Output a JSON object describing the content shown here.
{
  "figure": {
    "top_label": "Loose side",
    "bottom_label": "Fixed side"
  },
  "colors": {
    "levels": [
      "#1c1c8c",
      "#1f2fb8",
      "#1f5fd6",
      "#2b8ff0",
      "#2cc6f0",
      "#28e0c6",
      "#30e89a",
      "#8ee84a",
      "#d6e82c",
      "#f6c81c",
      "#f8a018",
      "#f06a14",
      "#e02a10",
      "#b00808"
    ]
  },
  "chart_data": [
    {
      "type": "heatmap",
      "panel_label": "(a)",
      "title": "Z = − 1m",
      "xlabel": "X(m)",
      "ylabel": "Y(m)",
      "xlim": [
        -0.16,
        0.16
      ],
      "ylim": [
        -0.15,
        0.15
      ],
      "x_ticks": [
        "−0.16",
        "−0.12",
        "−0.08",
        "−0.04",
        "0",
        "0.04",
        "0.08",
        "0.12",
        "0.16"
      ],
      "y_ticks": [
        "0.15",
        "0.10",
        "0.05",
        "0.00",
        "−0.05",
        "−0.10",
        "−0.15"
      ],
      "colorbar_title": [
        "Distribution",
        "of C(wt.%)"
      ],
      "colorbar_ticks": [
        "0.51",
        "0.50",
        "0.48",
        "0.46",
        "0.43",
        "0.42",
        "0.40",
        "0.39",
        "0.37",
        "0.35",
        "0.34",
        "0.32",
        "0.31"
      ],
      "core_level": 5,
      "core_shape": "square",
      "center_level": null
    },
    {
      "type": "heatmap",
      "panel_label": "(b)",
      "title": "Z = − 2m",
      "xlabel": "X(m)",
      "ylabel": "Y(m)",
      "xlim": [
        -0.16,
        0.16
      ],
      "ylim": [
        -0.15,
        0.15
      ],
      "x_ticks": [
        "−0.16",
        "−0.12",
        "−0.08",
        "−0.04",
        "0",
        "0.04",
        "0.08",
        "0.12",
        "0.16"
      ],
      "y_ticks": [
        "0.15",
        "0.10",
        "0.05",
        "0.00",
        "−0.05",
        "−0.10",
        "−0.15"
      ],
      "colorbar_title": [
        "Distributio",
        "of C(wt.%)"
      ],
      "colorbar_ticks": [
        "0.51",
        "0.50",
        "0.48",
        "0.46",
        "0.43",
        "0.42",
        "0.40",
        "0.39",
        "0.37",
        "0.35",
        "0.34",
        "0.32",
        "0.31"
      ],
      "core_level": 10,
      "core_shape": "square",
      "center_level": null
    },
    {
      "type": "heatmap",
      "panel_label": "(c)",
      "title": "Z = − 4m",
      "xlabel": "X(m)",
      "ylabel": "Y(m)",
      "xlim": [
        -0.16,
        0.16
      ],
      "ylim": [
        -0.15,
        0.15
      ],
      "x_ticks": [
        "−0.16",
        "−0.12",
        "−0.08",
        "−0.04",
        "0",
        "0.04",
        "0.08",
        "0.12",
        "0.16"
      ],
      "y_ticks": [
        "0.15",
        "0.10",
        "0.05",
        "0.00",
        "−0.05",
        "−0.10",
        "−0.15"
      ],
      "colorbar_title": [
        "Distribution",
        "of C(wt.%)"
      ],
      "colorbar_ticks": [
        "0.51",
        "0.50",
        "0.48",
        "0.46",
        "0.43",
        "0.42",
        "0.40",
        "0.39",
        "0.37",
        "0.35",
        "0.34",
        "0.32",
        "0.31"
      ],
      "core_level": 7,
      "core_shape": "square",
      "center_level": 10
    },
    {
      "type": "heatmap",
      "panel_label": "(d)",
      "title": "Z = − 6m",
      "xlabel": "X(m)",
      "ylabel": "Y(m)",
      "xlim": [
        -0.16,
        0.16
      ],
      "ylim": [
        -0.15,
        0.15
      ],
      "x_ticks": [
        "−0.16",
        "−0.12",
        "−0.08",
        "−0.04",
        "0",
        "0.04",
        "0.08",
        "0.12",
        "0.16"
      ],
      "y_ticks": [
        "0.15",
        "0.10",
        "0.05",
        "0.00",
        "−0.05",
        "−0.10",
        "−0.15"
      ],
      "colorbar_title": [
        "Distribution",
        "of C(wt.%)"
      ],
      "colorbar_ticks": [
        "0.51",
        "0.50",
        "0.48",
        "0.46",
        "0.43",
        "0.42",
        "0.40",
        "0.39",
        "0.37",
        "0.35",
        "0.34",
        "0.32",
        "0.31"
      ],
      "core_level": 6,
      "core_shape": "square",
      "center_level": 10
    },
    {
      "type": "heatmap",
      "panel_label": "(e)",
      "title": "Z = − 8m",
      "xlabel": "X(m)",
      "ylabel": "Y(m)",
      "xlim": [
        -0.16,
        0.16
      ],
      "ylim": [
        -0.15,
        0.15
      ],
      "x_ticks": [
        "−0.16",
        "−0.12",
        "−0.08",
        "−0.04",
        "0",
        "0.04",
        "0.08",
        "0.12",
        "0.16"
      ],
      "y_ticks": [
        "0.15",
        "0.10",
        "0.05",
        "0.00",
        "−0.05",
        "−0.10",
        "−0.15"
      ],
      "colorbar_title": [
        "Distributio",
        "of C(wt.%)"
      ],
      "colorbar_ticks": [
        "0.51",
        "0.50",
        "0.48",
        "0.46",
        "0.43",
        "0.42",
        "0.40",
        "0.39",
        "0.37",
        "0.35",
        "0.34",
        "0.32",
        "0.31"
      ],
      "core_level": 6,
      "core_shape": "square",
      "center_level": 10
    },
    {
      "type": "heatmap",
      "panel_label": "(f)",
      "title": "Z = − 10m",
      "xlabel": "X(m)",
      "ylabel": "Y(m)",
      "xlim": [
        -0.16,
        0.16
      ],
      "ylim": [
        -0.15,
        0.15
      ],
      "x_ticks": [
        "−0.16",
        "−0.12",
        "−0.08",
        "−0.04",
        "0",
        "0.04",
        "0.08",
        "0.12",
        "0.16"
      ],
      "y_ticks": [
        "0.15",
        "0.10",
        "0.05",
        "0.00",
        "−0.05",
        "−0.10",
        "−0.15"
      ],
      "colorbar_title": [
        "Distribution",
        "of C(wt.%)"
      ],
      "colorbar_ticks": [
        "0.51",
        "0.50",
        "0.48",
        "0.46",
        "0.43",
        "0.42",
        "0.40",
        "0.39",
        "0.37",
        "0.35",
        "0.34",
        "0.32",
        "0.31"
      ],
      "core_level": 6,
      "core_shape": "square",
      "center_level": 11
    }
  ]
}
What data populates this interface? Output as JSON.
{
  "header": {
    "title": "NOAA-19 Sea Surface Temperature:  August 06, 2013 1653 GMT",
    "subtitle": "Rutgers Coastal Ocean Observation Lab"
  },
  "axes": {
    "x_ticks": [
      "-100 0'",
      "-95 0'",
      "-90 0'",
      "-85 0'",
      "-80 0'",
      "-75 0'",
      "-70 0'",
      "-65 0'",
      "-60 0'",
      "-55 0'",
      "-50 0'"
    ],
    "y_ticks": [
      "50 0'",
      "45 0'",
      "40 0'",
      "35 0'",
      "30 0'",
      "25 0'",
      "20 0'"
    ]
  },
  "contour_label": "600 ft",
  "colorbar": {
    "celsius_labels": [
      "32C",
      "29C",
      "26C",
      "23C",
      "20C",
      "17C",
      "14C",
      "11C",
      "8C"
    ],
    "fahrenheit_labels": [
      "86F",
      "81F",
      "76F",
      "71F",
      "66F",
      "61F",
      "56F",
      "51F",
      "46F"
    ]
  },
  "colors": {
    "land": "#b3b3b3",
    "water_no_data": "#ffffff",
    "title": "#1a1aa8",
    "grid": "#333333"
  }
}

EXERCISE GOAL ->
Pull out each line holding the string "Output".

CORRECT RESULT ->
Output a JSON object describing the content shown here.
What data populates this interface? Output as JSON.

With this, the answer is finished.